*Set exercise*.
How many lines in these records hold the string "JSON"? Reply with the number alone.

*Available records*.
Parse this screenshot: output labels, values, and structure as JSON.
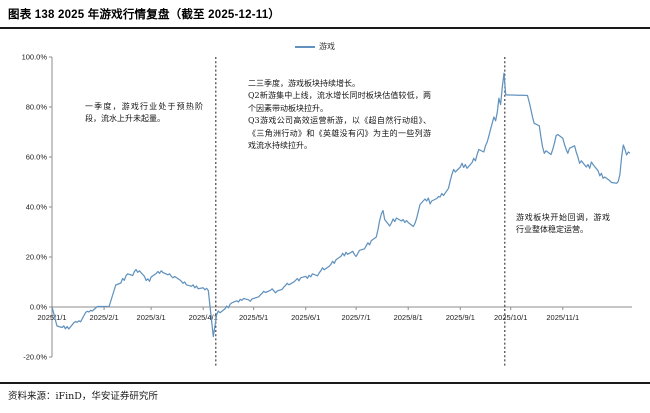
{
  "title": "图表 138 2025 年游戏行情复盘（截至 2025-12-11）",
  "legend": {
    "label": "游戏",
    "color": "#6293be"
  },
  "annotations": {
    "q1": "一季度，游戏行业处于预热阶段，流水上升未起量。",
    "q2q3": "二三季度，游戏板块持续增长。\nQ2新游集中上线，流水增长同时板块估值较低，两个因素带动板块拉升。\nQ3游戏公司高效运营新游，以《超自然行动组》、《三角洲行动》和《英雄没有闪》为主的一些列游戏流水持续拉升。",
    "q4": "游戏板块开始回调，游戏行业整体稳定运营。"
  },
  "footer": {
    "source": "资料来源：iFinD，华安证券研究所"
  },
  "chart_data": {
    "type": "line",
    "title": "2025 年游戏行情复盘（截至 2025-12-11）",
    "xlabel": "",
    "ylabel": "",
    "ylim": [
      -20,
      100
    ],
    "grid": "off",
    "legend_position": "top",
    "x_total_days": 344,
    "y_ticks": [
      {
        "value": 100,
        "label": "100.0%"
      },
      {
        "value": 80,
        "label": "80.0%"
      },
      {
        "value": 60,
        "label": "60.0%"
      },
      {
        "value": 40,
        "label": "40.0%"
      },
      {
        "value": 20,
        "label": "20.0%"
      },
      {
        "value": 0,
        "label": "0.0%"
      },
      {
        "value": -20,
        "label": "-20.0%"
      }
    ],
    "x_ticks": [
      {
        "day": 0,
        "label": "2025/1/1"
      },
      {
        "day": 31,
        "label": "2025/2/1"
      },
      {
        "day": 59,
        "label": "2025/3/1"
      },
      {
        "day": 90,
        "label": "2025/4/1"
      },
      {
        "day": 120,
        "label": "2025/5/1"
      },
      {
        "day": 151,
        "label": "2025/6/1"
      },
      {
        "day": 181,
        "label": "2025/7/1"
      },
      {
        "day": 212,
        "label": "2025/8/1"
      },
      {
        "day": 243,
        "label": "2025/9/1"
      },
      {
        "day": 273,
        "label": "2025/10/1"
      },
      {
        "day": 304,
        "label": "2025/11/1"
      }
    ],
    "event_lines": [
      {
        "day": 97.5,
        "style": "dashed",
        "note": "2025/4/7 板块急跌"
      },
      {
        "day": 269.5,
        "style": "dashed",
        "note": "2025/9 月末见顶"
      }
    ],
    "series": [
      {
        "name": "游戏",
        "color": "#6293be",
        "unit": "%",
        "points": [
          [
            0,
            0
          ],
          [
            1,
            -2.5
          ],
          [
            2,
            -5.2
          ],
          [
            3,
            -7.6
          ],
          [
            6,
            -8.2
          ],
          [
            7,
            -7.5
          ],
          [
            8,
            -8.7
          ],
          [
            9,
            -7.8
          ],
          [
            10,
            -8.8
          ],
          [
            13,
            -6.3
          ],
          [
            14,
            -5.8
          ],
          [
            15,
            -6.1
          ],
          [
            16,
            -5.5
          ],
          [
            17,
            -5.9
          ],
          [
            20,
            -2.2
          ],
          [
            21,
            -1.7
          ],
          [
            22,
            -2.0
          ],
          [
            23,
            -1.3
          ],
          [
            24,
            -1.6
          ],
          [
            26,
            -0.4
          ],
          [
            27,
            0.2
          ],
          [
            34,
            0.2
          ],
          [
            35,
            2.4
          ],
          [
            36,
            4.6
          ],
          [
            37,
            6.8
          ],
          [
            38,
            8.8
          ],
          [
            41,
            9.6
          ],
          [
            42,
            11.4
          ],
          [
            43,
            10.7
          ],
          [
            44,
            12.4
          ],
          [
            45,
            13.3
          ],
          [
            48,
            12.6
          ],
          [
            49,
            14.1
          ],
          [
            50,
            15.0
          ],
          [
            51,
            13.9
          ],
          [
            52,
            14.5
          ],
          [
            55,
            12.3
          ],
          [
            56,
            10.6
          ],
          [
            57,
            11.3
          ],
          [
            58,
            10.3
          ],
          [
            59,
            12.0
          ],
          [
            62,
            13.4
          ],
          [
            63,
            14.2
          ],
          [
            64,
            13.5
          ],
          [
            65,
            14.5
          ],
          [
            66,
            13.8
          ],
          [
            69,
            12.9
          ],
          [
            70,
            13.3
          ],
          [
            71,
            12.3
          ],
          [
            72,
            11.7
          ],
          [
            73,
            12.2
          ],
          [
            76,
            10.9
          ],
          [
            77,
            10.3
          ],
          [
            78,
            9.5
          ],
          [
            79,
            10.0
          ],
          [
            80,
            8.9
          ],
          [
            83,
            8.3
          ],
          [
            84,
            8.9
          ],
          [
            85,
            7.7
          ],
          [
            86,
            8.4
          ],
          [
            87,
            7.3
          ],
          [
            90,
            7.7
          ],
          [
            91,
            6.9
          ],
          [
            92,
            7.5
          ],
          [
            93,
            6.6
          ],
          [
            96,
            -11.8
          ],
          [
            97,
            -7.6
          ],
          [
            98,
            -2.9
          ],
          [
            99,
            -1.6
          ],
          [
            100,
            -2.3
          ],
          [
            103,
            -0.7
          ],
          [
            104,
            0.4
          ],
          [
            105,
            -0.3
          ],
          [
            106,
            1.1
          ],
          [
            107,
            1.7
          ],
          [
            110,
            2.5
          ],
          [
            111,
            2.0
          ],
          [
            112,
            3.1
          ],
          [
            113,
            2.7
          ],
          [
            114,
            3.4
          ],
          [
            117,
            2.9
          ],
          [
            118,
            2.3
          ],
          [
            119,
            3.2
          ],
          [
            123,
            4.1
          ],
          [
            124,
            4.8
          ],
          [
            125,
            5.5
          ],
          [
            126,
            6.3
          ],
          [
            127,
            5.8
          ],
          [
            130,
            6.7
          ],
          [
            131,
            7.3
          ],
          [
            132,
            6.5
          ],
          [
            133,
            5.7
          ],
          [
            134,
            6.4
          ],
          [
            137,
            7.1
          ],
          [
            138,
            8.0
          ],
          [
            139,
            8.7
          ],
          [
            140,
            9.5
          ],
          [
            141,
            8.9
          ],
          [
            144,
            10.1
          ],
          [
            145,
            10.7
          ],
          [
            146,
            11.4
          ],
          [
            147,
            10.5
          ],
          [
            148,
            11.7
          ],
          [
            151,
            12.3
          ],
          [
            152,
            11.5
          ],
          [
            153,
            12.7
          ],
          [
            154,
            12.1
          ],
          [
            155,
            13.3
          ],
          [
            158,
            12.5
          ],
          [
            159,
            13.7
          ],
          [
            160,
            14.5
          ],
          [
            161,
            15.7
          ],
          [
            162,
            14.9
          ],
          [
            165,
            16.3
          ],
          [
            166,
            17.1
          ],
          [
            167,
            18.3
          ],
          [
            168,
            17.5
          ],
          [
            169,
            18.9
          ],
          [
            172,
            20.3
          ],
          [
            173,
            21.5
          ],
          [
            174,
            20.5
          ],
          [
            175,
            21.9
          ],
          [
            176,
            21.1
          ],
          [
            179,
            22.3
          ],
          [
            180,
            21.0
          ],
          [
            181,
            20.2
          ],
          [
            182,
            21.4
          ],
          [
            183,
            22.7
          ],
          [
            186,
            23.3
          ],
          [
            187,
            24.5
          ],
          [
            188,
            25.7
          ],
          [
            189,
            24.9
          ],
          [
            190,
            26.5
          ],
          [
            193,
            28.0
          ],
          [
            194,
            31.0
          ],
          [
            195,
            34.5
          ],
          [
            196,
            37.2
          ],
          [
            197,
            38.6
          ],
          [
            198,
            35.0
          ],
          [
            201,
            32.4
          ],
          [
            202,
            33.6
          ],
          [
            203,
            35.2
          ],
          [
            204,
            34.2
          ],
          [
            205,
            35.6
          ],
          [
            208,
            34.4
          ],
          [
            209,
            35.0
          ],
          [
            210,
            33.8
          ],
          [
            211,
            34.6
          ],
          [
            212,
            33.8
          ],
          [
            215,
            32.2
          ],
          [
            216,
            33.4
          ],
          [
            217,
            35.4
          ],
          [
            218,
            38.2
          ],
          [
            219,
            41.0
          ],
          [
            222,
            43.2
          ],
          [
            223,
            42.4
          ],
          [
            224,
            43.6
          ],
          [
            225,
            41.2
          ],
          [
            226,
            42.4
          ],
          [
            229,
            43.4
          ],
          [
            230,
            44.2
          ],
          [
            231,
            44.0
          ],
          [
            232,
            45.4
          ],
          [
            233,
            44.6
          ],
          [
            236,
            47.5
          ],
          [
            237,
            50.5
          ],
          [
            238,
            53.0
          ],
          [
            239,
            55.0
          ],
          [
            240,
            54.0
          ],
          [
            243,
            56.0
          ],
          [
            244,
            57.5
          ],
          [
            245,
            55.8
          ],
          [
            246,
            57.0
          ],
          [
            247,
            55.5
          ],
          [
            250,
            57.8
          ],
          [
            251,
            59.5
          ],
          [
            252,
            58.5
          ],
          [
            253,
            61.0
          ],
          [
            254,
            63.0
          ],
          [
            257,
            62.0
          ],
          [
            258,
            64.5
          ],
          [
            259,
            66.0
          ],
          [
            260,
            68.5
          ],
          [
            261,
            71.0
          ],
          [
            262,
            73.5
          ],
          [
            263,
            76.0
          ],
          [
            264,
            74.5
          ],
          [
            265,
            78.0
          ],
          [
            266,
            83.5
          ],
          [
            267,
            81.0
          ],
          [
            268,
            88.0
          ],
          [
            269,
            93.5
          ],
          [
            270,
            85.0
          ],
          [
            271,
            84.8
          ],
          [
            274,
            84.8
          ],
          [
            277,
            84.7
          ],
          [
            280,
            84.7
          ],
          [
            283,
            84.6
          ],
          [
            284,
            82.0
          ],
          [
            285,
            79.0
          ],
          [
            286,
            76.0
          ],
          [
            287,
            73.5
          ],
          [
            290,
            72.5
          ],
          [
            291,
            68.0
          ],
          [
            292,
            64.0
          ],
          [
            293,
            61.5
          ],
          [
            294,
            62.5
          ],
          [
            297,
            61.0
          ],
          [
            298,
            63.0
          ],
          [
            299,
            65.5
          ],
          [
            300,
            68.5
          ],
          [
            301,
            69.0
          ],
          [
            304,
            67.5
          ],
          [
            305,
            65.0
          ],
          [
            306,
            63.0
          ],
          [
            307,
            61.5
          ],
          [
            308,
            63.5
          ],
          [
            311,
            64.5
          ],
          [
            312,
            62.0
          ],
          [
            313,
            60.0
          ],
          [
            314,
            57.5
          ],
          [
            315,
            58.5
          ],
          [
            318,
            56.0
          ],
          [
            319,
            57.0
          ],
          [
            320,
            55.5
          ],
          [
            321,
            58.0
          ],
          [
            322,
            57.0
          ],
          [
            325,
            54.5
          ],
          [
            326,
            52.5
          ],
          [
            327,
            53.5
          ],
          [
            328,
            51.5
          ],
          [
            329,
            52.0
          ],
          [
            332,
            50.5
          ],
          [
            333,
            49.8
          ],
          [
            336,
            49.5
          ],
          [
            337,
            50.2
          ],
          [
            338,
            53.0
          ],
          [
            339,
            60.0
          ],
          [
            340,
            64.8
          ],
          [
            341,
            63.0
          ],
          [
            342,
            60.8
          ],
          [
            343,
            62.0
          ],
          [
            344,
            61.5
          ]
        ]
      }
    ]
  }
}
---
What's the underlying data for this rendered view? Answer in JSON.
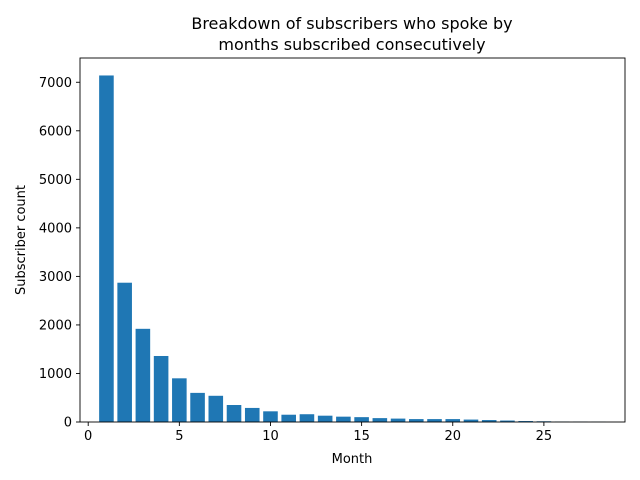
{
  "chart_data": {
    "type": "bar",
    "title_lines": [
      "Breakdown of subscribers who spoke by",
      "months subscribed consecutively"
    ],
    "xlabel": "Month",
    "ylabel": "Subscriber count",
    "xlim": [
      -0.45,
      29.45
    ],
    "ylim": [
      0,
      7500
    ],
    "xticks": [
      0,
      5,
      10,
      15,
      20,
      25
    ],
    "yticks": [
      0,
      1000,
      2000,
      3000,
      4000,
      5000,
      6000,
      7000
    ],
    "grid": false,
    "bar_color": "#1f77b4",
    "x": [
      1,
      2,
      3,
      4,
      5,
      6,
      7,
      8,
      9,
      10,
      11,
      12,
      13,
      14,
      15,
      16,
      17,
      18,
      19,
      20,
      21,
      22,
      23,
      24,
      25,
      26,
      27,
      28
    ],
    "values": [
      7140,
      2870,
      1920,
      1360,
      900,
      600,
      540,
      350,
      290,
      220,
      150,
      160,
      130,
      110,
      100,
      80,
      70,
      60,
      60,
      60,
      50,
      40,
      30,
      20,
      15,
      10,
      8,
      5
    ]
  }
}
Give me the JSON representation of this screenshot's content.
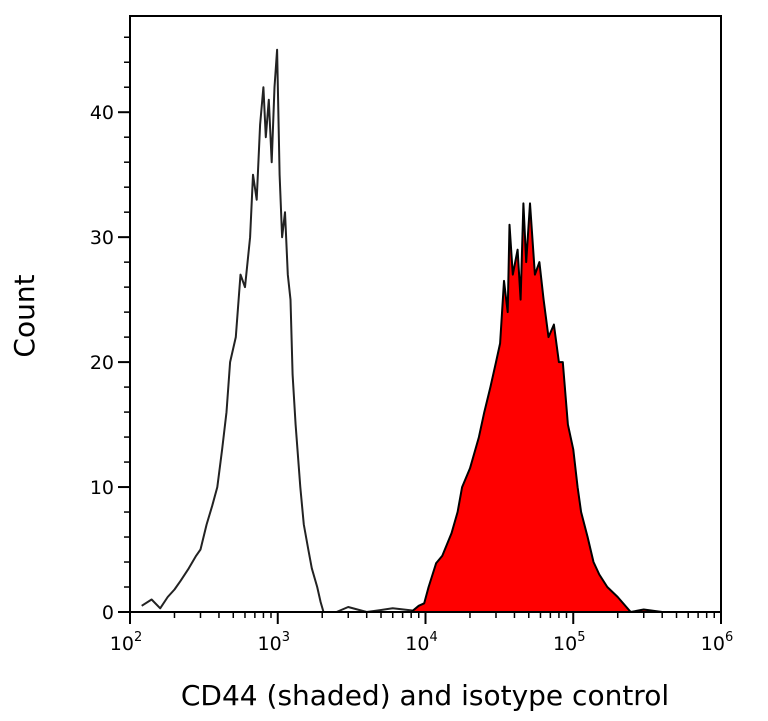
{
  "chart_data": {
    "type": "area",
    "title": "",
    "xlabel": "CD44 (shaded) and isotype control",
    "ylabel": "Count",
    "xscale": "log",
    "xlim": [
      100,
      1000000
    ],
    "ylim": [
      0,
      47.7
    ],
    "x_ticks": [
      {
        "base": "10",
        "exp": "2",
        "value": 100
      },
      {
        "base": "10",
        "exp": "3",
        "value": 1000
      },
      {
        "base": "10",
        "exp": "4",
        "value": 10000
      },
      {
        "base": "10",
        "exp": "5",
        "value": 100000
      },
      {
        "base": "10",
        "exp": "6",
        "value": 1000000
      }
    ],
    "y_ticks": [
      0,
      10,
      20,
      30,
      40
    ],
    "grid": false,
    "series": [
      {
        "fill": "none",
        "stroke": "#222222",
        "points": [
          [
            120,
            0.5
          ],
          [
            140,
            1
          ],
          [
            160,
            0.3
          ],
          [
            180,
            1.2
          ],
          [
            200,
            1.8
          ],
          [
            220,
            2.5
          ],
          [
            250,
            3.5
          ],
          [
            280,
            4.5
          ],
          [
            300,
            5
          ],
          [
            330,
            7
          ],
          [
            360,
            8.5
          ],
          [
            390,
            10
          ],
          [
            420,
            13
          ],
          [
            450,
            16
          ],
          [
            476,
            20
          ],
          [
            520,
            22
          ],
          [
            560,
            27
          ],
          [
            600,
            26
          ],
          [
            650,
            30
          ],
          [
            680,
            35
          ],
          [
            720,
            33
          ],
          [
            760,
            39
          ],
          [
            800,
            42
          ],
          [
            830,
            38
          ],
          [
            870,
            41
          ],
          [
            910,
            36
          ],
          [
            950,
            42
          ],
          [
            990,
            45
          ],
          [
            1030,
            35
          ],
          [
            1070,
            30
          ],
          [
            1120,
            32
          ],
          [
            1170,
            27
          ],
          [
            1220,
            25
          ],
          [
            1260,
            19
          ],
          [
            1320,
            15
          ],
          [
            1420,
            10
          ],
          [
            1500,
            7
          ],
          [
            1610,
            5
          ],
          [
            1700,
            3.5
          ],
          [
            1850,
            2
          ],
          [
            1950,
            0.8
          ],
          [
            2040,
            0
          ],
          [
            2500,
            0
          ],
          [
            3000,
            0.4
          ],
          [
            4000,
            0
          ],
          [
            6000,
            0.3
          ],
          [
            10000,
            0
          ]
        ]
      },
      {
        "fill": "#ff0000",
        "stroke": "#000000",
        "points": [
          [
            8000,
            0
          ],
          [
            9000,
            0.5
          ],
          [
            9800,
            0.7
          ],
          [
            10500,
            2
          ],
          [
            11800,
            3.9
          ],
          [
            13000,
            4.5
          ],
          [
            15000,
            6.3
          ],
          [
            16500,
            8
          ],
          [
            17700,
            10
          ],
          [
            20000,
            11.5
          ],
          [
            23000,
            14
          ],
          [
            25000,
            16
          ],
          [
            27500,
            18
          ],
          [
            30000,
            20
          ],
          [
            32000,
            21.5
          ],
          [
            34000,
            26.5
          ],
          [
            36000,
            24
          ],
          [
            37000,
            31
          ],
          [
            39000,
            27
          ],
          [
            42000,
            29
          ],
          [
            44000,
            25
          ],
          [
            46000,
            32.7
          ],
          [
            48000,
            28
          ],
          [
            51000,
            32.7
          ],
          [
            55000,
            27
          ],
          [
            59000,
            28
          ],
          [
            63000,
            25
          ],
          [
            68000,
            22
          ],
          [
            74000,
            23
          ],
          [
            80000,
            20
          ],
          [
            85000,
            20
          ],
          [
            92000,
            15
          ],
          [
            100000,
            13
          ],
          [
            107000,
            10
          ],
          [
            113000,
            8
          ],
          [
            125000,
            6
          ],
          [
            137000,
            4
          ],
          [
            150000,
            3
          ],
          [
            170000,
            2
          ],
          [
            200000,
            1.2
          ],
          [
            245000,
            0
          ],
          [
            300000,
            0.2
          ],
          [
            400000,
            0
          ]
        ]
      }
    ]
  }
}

*Task solution*.
3